[Folgendes bearbeiten]
#1 Welche Höhe hatten laut dem Text über den Nachlass von Herrn Barbier die Eintragungsgebühren, die durch die Veräußerung nur des wirtschaftlichen Eigentums vermieden werden sollten?
#2 Tausche im Text über den Nachlass von Herrn Barbier „niederländische Gesellschaften“ gegen „belgische Gesellschaften“ aus. Gib dazu die Stelle wieder, die mit den Worten „9 1988 führte“ beginnt und nach „ihm kontrolliert wurden.“ endet.
#3 Knüpfe an das Ende des Textes über den Nachlass von Herrn Barbier an und schreibe ihn weiter.

[Textauszug]
....................

9 1988 führte Herr Barbier eine Reihe von Verkäufen durch, mit denen er die meisten seiner Grundstücke auf private niederländische Gesellschaften übertrug, die von ihm kontrolliert wurden.

10 Bei der Veräußerung der in den Niederlanden belegenen Grundstücke war die Eintragung in die dazu bestimmten Register vermieden worden, indem nur das so genannte "wirtschaftliche" Eigentum an den Grundstücken veräußert wurde, um den Eintragungsgebühren von 6 % zu entgehen. Herr Barbier verpflichtete sich, die verkauften Güter (d. h. das dingliche Recht) zu übertragen, und im Vorgriff auf diese Übertragung trat er alle Rechte an diesen Gütern ab. Für diese Verpflichtung wurde allerdings keine Hypothek bestellt.

11 Nach dem Tod von Herrn Barbier gab sein Notar für die Übertragungssteuer den Wert der drei anderen Grundstücke, die noch im vollen Eigentum von Herrn Barbier gestanden hatten, abzüglich der hypothekarisch gesicherten Verbindlichen an, die zu ihrem Erwerb eingegangen worden waren. Der Wert derjenigen Grundstücke, deren wirtschaftliches Eigentum auf die privaten Gesellschaften übertragen worden war, war in dieser Erklärung nicht enthalten.

12 Der Leiter der Einheit Particulieren/Ondernemingen buitenland des Rijksbelastingdienst (im Folgenden: Inspecteur) rechnete zu dem angegebenen Nachlass jedoch den Wert sämtlicher Grundstücke hinzu, die im rechtlichen Eigentum von Herrn Barbier gestanden hatten. Dabei berücksichtigte er keinerlei Abzug für die Übertragungsverpflichtung.

13 Die Erben fochten vor dem Gerechtshof 's-Hertogenbosch die Entscheidung des Inspecteur an und beantragten, die Steuer auf Null festzusetzen, da der Inspecteur einen der Übertragungsverpflichtung entsprechenden Abzug abgelehnt habe. Der Gerechtshof 's-Hertogenbosch legte dem Gerichtshof die folgenden fünf Fragen zur Vorabentscheidung vor:

1. Ist heute für den Zugang zum Gemeinschaftsrecht noch eine grenzüberschreitende Wirtschaftstätigkeit erforderlich?

....................

[Vorliegende Zeilen]
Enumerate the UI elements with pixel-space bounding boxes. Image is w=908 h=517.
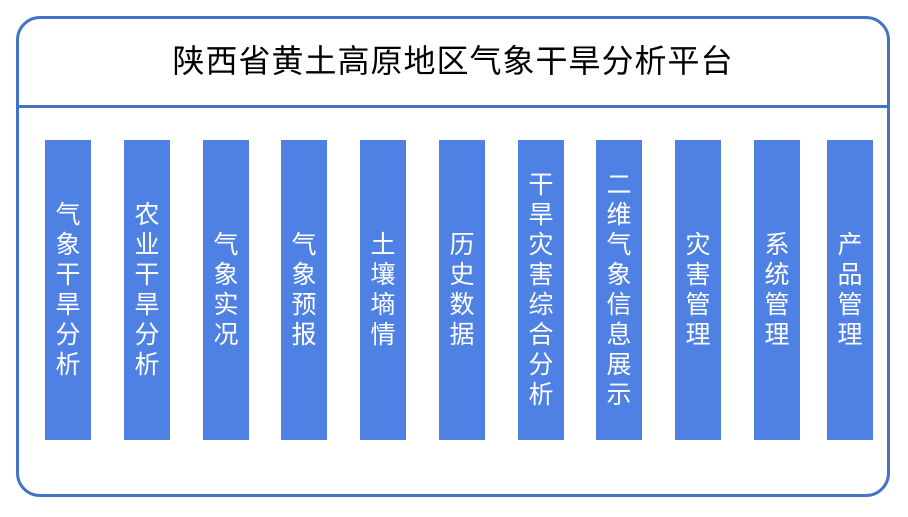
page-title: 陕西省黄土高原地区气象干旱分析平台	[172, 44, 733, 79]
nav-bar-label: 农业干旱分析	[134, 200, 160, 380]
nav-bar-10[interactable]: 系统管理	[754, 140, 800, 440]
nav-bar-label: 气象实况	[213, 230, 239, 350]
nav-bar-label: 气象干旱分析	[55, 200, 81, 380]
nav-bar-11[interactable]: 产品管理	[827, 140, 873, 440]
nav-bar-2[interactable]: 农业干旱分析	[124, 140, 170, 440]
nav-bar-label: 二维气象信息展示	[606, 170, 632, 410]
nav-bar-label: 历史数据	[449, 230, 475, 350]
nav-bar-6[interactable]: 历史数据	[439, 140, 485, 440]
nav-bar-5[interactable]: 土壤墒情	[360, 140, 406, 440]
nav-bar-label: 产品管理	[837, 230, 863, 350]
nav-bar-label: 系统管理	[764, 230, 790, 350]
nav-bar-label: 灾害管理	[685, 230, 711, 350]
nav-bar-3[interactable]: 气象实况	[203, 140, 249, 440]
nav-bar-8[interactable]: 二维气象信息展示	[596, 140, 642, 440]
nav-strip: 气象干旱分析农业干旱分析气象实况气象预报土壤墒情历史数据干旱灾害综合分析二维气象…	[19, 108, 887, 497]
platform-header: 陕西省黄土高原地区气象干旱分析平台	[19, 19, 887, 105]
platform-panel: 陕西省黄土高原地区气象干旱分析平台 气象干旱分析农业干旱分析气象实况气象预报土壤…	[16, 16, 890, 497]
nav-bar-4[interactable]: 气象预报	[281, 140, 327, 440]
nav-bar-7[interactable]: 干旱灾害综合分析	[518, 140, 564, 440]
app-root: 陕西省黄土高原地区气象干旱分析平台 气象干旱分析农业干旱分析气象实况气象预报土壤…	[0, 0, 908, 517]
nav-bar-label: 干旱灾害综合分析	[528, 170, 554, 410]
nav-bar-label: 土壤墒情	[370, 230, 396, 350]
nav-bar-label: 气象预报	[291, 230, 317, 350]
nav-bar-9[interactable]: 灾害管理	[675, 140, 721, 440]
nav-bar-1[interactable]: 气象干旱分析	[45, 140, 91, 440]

....................

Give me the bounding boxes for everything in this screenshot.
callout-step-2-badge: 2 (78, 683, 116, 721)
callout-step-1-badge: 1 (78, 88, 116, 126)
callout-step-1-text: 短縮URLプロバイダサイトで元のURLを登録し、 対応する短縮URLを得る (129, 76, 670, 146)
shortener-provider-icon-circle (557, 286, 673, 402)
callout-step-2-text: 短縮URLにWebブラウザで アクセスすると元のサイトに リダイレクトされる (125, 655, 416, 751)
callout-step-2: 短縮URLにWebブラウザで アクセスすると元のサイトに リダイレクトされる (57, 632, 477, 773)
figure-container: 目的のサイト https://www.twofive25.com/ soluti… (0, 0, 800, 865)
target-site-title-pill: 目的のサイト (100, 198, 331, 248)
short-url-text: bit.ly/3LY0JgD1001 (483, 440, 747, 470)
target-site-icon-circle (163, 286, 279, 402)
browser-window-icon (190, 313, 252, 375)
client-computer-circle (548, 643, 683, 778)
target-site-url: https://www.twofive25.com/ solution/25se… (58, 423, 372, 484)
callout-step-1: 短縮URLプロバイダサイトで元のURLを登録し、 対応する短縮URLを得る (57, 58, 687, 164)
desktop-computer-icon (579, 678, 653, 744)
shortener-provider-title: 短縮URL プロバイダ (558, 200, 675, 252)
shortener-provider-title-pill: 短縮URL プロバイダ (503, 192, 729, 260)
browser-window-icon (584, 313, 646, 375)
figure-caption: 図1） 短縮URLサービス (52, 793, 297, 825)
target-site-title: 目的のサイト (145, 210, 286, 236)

....................

[Antworten]
#1 Die Eintragungsgebühren betrugen 6 %.

#2
9 1988 führte Herr Barbier eine Reihe von Verkäufen durch, mit denen er die meisten seiner Grundstücke auf private belgische Gesellschaften übertrug, die von ihm kontrolliert wurden.

#3
2. Verwehrt es das Gemeinschaftsrecht einem Mitgliedstaat (dem Belegenheitsstaat), im Fall des erbrechtlichen Erwerbs eines in diesem Staat belegenen Grundstücks eine Steuer auf den Wert dieses Grundstücks zu erheben, wenn er einen Abzug in Höhe des Wertes der Verpflichtung zur Übertragung des Grundstücks zwar für den Fall zulässt, dass der Erblasser bei seinem Tod im Belegenheitsstaat wohnte, nicht aber für den Fall, dass der Erblasser bei seinem Tod in einem anderen Mitgliedstaat (dem Wohnsitzstaat) wohnte?

3. Ist es für die Beantwortung der zweiten Frage von Bedeutung, ob der Erblasser zum Zeitpunkt des Erwerbs des Grundstücks nicht mehr im Belegenheitsstaat wohnte?

4. Kommt es für die Beantwortung der zweiten Frage auf die Verteilung des Kapitals des Erblassers zwischen dem Belegenheitsstaat, seinem Wohnsitzstaat und etwaigen anderen Staaten an?

5. Wenn ja, in welchem Staat ist das Kapital im Fall einer Kontokorrentforderung gegen eine private Gesellschaft wie die unter 2.4 beschriebene angelegt?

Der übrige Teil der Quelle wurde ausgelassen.